= Written exercise =
From the entries below, list each line with "Chinese".

— begin —

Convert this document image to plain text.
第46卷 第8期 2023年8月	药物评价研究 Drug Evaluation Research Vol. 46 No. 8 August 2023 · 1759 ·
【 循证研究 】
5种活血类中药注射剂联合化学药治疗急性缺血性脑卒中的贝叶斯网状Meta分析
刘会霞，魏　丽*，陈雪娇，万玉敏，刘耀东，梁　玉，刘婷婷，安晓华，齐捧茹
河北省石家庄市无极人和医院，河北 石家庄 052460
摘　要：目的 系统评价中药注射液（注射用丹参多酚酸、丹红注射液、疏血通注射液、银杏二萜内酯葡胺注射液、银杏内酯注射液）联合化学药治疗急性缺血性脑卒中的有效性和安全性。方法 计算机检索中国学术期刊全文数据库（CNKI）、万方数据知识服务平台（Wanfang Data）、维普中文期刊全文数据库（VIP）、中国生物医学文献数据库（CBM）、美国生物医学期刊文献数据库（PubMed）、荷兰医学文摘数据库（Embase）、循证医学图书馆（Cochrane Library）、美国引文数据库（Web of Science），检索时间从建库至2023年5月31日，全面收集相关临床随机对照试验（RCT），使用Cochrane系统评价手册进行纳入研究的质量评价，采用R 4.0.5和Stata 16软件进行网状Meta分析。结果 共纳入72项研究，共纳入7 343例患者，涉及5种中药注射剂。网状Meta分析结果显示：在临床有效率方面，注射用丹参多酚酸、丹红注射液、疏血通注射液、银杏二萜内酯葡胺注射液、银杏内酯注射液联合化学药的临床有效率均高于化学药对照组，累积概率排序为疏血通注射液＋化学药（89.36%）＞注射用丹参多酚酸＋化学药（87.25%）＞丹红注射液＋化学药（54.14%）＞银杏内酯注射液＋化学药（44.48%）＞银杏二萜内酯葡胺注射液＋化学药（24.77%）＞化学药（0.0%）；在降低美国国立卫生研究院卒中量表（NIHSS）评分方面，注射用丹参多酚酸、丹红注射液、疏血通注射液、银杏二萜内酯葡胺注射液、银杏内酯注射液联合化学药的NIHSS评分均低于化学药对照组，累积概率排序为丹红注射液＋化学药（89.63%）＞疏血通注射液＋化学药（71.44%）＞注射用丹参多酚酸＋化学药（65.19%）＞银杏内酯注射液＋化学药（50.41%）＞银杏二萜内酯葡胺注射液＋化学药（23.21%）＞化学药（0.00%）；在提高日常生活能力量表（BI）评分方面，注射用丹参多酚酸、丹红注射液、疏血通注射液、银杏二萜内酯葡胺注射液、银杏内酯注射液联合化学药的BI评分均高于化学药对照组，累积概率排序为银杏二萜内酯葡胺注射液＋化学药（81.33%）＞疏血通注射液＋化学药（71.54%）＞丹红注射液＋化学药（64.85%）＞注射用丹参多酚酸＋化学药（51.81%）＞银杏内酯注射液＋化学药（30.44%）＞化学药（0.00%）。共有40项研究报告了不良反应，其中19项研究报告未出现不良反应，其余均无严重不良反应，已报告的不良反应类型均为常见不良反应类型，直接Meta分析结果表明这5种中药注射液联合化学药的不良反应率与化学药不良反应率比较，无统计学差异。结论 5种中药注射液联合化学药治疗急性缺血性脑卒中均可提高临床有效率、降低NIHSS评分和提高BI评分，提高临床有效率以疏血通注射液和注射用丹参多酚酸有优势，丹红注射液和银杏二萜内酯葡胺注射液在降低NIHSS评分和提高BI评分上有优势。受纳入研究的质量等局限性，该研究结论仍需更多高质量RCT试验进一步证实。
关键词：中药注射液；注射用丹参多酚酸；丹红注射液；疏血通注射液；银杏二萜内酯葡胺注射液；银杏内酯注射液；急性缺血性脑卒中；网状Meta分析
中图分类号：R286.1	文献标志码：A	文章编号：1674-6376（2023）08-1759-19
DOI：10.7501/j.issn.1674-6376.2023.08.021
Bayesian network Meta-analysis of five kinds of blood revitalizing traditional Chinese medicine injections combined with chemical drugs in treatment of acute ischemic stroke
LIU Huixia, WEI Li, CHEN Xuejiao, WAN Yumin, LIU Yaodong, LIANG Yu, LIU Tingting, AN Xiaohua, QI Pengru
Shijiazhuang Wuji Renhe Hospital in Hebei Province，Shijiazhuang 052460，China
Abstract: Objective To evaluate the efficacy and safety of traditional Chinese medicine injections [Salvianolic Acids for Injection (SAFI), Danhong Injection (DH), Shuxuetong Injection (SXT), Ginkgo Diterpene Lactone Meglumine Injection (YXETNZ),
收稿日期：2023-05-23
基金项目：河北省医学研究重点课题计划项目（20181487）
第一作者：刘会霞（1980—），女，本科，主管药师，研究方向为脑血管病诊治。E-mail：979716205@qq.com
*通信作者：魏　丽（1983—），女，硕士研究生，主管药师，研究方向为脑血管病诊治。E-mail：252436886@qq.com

— end —

= Answer =
Bayesian network Meta-analysis of five kinds of blood revitalizing traditional Chinese medicine injections combined with chemical drugs in treatment of acute ischemic stroke
Abstract: Objective To evaluate the efficacy and safety of traditional Chinese medicine injections [Salvianolic Acids for Injection (SAFI), Danhong Injection (DH), Shuxuetong Injection (SXT), Ginkgo Diterpene Lactone Meglumine Injection (YXETNZ),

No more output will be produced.